◆ **AIM OF THE EXERCISE**
Only the pictures are to be left out; set down the rest of the records exactly.

--- Begin EXTRACTED DATA ---

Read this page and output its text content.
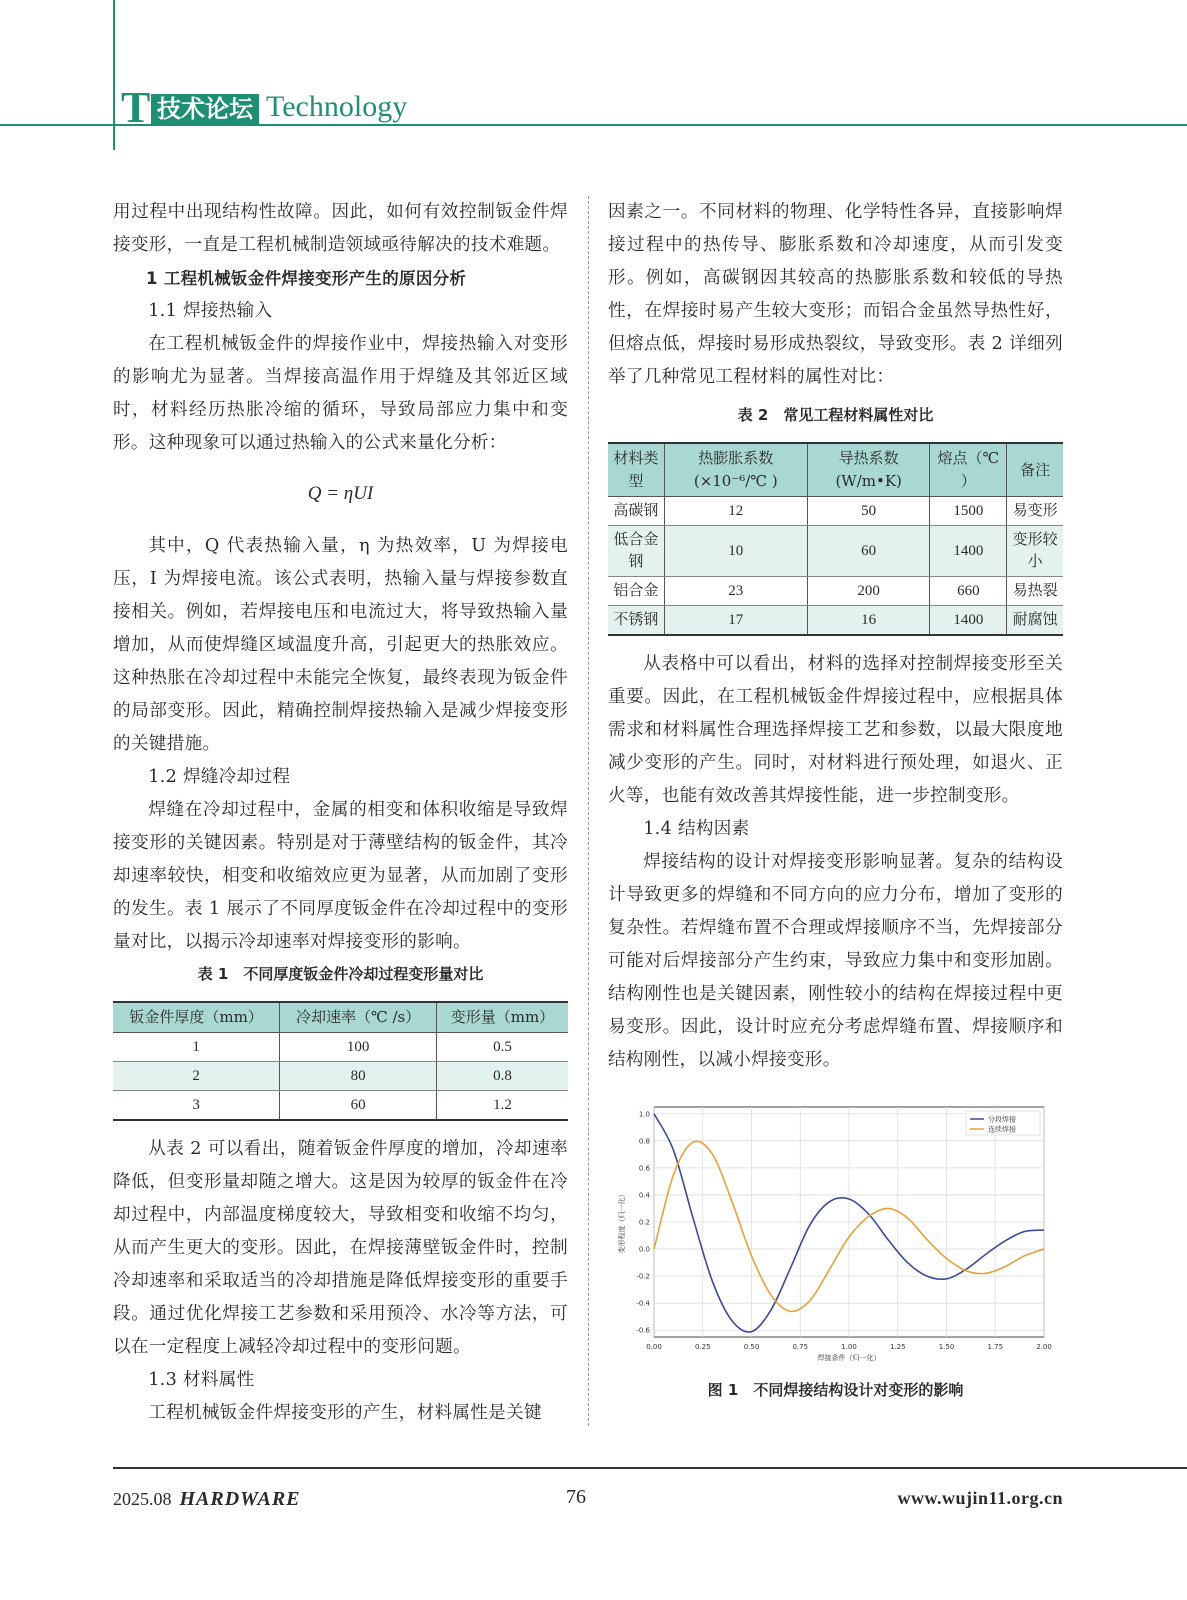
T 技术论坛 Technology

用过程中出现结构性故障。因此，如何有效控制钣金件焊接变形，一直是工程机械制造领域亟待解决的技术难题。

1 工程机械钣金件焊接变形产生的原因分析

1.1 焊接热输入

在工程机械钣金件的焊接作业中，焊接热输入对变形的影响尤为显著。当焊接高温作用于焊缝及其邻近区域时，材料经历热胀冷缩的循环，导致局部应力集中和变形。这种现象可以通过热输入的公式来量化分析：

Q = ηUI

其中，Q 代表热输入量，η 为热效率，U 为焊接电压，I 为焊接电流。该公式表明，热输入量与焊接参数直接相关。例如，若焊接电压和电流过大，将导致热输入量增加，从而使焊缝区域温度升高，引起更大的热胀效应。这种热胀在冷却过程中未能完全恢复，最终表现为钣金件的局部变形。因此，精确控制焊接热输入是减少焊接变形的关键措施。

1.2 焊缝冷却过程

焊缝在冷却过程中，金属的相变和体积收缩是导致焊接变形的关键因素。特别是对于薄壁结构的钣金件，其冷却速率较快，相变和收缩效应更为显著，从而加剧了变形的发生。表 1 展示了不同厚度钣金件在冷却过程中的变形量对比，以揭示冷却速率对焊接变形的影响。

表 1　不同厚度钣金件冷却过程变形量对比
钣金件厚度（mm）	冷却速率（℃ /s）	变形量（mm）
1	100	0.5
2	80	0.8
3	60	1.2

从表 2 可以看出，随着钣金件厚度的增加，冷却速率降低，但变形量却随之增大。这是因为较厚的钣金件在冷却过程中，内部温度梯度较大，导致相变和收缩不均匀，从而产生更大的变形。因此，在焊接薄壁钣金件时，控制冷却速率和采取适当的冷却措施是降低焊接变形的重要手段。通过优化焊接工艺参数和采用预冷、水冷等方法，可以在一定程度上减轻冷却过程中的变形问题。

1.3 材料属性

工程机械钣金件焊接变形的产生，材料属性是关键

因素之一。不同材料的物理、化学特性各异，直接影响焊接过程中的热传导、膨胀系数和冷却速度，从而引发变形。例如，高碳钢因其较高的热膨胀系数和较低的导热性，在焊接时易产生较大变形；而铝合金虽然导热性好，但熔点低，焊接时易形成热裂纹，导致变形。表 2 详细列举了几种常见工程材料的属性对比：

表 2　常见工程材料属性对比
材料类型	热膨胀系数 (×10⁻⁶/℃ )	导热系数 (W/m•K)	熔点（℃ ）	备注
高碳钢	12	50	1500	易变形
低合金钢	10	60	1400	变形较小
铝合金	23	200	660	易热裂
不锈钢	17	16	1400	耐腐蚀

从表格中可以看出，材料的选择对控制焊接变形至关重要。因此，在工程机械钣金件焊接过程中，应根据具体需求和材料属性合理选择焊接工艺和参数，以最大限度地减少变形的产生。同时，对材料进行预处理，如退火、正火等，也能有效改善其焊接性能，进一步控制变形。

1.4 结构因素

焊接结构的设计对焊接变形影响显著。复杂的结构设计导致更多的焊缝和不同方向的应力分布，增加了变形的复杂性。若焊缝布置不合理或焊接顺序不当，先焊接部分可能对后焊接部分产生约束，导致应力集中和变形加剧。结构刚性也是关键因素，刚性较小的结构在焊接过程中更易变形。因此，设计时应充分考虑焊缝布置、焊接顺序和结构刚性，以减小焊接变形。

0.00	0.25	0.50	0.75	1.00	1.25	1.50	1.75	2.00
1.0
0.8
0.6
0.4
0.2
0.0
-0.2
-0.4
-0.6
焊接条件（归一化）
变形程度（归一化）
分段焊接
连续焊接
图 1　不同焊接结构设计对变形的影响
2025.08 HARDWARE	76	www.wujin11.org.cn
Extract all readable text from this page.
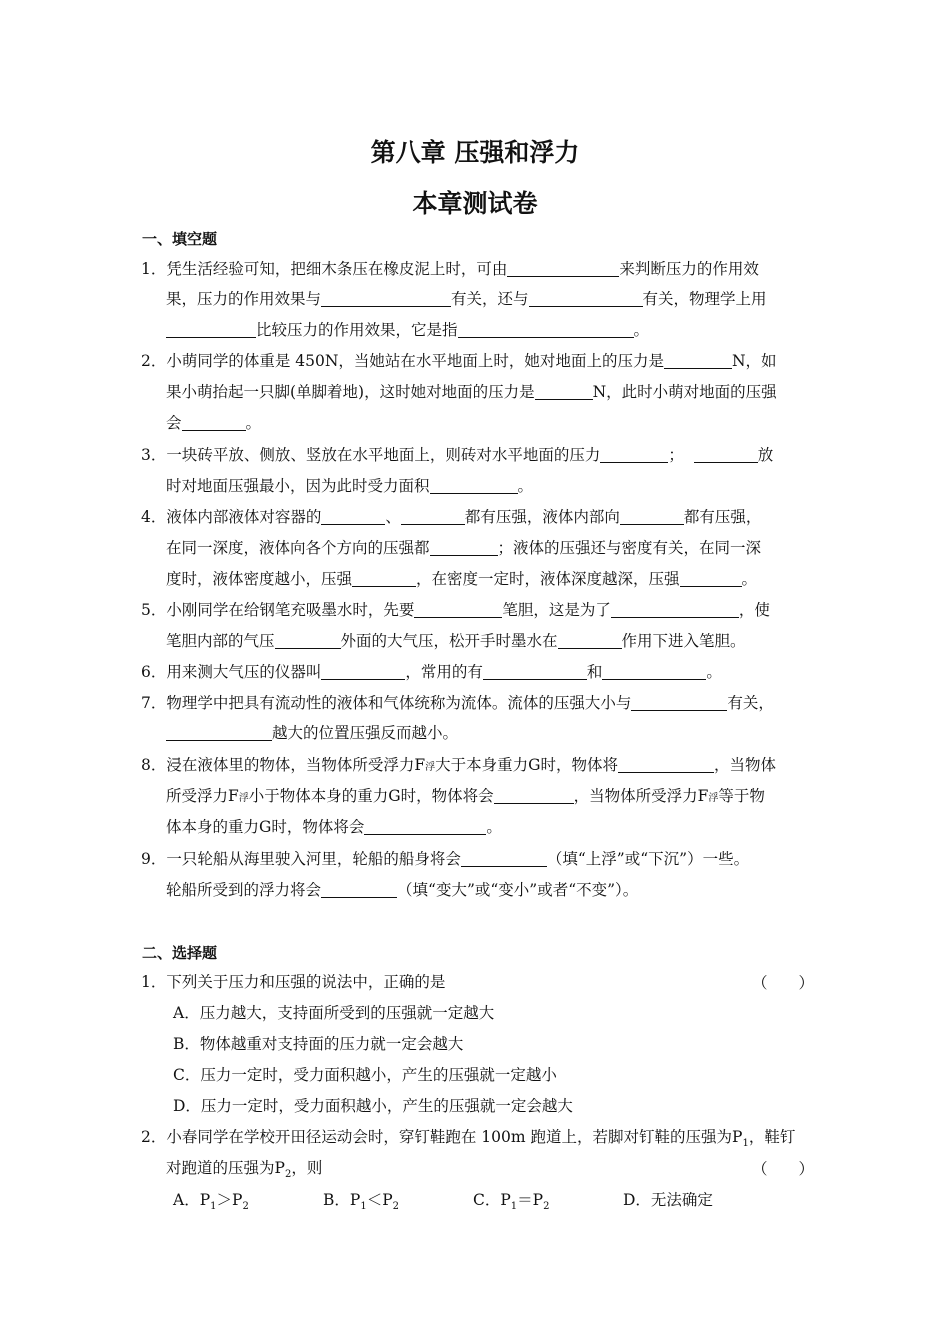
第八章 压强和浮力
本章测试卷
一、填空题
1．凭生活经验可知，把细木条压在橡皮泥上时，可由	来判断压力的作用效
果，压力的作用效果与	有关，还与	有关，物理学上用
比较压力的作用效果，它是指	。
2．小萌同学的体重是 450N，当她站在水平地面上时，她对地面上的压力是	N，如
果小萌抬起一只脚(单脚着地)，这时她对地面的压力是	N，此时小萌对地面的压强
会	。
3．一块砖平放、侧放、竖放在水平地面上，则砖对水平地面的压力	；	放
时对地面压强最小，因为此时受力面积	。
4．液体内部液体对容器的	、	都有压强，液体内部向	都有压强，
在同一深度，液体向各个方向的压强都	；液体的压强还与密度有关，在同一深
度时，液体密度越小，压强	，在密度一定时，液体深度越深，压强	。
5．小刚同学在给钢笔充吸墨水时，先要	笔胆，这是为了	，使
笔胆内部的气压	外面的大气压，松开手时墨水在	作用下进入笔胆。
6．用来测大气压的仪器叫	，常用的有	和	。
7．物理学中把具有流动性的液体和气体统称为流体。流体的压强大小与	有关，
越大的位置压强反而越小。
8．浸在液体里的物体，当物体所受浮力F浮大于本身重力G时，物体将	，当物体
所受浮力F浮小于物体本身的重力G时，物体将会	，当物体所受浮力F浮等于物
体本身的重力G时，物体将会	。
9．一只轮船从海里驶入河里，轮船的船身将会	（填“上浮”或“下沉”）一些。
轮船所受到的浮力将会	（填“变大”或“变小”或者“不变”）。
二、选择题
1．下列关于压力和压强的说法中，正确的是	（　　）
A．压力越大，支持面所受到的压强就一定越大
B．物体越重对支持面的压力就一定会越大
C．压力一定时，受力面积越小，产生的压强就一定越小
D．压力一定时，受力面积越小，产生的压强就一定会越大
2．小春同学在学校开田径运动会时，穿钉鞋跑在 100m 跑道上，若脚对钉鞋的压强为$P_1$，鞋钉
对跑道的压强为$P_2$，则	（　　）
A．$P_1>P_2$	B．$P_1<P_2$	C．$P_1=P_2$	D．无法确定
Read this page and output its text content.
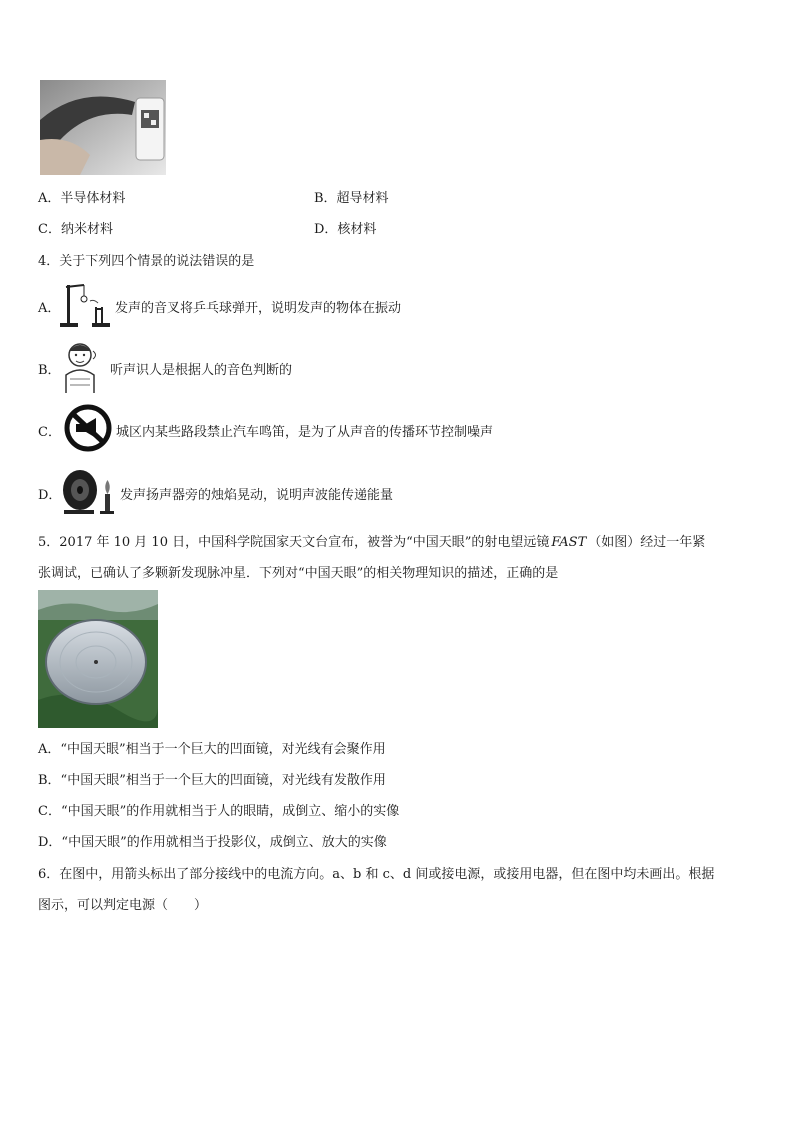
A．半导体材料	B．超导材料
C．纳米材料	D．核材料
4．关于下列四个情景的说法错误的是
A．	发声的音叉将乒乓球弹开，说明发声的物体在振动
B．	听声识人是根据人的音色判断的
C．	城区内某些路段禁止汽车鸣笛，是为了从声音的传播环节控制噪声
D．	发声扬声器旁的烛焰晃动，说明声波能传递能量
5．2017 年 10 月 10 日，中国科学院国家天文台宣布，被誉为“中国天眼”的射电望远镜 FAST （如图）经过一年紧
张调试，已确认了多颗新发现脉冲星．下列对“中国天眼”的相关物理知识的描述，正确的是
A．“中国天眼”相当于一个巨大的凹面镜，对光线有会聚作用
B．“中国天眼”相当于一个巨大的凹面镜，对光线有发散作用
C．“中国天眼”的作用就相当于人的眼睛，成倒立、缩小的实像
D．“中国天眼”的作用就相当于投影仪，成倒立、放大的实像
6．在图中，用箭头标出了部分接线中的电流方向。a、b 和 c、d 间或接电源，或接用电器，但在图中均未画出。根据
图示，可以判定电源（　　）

--- End EXTRACTED DATA ---

◆ **TASK OUTPUT**
Read this page and output its text content.
T 技术论坛 Technology

用过程中出现结构性故障。因此，如何有效控制钣金件焊接变形，一直是工程机械制造领域亟待解决的技术难题。

1 工程机械钣金件焊接变形产生的原因分析

1.1 焊接热输入

在工程机械钣金件的焊接作业中，焊接热输入对变形的影响尤为显著。当焊接高温作用于焊缝及其邻近区域时，材料经历热胀冷缩的循环，导致局部应力集中和变形。这种现象可以通过热输入的公式来量化分析：

Q = ηUI

其中，Q 代表热输入量，η 为热效率，U 为焊接电压，I 为焊接电流。该公式表明，热输入量与焊接参数直接相关。例如，若焊接电压和电流过大，将导致热输入量增加，从而使焊缝区域温度升高，引起更大的热胀效应。这种热胀在冷却过程中未能完全恢复，最终表现为钣金件的局部变形。因此，精确控制焊接热输入是减少焊接变形的关键措施。

1.2 焊缝冷却过程

焊缝在冷却过程中，金属的相变和体积收缩是导致焊接变形的关键因素。特别是对于薄壁结构的钣金件，其冷却速率较快，相变和收缩效应更为显著，从而加剧了变形的发生。表 1 展示了不同厚度钣金件在冷却过程中的变形量对比，以揭示冷却速率对焊接变形的影响。

表 1　不同厚度钣金件冷却过程变形量对比
钣金件厚度（mm）	冷却速率（℃ /s）	变形量（mm）
1	100	0.5
2	80	0.8
3	60	1.2

从表 2 可以看出，随着钣金件厚度的增加，冷却速率降低，但变形量却随之增大。这是因为较厚的钣金件在冷却过程中，内部温度梯度较大，导致相变和收缩不均匀，从而产生更大的变形。因此，在焊接薄壁钣金件时，控制冷却速率和采取适当的冷却措施是降低焊接变形的重要手段。通过优化焊接工艺参数和采用预冷、水冷等方法，可以在一定程度上减轻冷却过程中的变形问题。

1.3 材料属性

工程机械钣金件焊接变形的产生，材料属性是关键

因素之一。不同材料的物理、化学特性各异，直接影响焊接过程中的热传导、膨胀系数和冷却速度，从而引发变形。例如，高碳钢因其较高的热膨胀系数和较低的导热性，在焊接时易产生较大变形；而铝合金虽然导热性好，但熔点低，焊接时易形成热裂纹，导致变形。表 2 详细列举了几种常见工程材料的属性对比：

表 2　常见工程材料属性对比
材料类型	热膨胀系数 (×10⁻⁶/℃ )	导热系数 (W/m•K)	熔点（℃ ）	备注
高碳钢	12	50	1500	易变形
低合金钢	10	60	1400	变形较小
铝合金	23	200	660	易热裂
不锈钢	17	16	1400	耐腐蚀

从表格中可以看出，材料的选择对控制焊接变形至关重要。因此，在工程机械钣金件焊接过程中，应根据具体需求和材料属性合理选择焊接工艺和参数，以最大限度地减少变形的产生。同时，对材料进行预处理，如退火、正火等，也能有效改善其焊接性能，进一步控制变形。

1.4 结构因素

焊接结构的设计对焊接变形影响显著。复杂的结构设计导致更多的焊缝和不同方向的应力分布，增加了变形的复杂性。若焊缝布置不合理或焊接顺序不当，先焊接部分可能对后焊接部分产生约束，导致应力集中和变形加剧。结构刚性也是关键因素，刚性较小的结构在焊接过程中更易变形。因此，设计时应充分考虑焊缝布置、焊接顺序和结构刚性，以减小焊接变形。

0.00	0.25	0.50	0.75	1.00	1.25	1.50	1.75	2.00
1.0
0.8
0.6
0.4
0.2
0.0
-0.2
-0.4
-0.6
焊接条件（归一化）
变形程度（归一化）
分段焊接
连续焊接
图 1　不同焊接结构设计对变形的影响
2025.08 HARDWARE	76	www.wujin11.org.cn
Extract all readable text from this page.
第八章 压强和浮力
本章测试卷
一、填空题
1．凭生活经验可知，把细木条压在橡皮泥上时，可由	来判断压力的作用效
果，压力的作用效果与	有关，还与	有关，物理学上用
比较压力的作用效果，它是指	。
2．小萌同学的体重是 450N，当她站在水平地面上时，她对地面上的压力是	N，如
果小萌抬起一只脚(单脚着地)，这时她对地面的压力是	N，此时小萌对地面的压强
会	。
3．一块砖平放、侧放、竖放在水平地面上，则砖对水平地面的压力	；	放
时对地面压强最小，因为此时受力面积	。
4．液体内部液体对容器的	、	都有压强，液体内部向	都有压强，
在同一深度，液体向各个方向的压强都	；液体的压强还与密度有关，在同一深
度时，液体密度越小，压强	，在密度一定时，液体深度越深，压强	。
5．小刚同学在给钢笔充吸墨水时，先要	笔胆，这是为了	，使
笔胆内部的气压	外面的大气压，松开手时墨水在	作用下进入笔胆。
6．用来测大气压的仪器叫	，常用的有	和	。
7．物理学中把具有流动性的液体和气体统称为流体。流体的压强大小与	有关，
越大的位置压强反而越小。
8．浸在液体里的物体，当物体所受浮力F浮大于本身重力G时，物体将	，当物体
所受浮力F浮小于物体本身的重力G时，物体将会	，当物体所受浮力F浮等于物
体本身的重力G时，物体将会	。
9．一只轮船从海里驶入河里，轮船的船身将会	（填“上浮”或“下沉”）一些。
轮船所受到的浮力将会	（填“变大”或“变小”或者“不变”）。
二、选择题
1．下列关于压力和压强的说法中，正确的是	（　　）
A．压力越大，支持面所受到的压强就一定越大
B．物体越重对支持面的压力就一定会越大
C．压力一定时，受力面积越小，产生的压强就一定越小
D．压力一定时，受力面积越小，产生的压强就一定会越大
2．小春同学在学校开田径运动会时，穿钉鞋跑在 100m 跑道上，若脚对钉鞋的压强为$P_1$，鞋钉
对跑道的压强为$P_2$，则	（　　）
A．$P_1>P_2$	B．$P_1<P_2$	C．$P_1=P_2$	D．无法确定
Read this page and output its text content.
A．半导体材料	B．超导材料
C．纳米材料	D．核材料
4．关于下列四个情景的说法错误的是
A．	发声的音叉将乒乓球弹开，说明发声的物体在振动
B．	听声识人是根据人的音色判断的
C．	城区内某些路段禁止汽车鸣笛，是为了从声音的传播环节控制噪声
D．	发声扬声器旁的烛焰晃动，说明声波能传递能量
5．2017 年 10 月 10 日，中国科学院国家天文台宣布，被誉为“中国天眼”的射电望远镜 FAST （如图）经过一年紧
张调试，已确认了多颗新发现脉冲星．下列对“中国天眼”的相关物理知识的描述，正确的是
A．“中国天眼”相当于一个巨大的凹面镜，对光线有会聚作用
B．“中国天眼”相当于一个巨大的凹面镜，对光线有发散作用
C．“中国天眼”的作用就相当于人的眼睛，成倒立、缩小的实像
D．“中国天眼”的作用就相当于投影仪，成倒立、放大的实像
6．在图中，用箭头标出了部分接线中的电流方向。a、b 和 c、d 间或接电源，或接用电器，但在图中均未画出。根据
图示，可以判定电源（　　）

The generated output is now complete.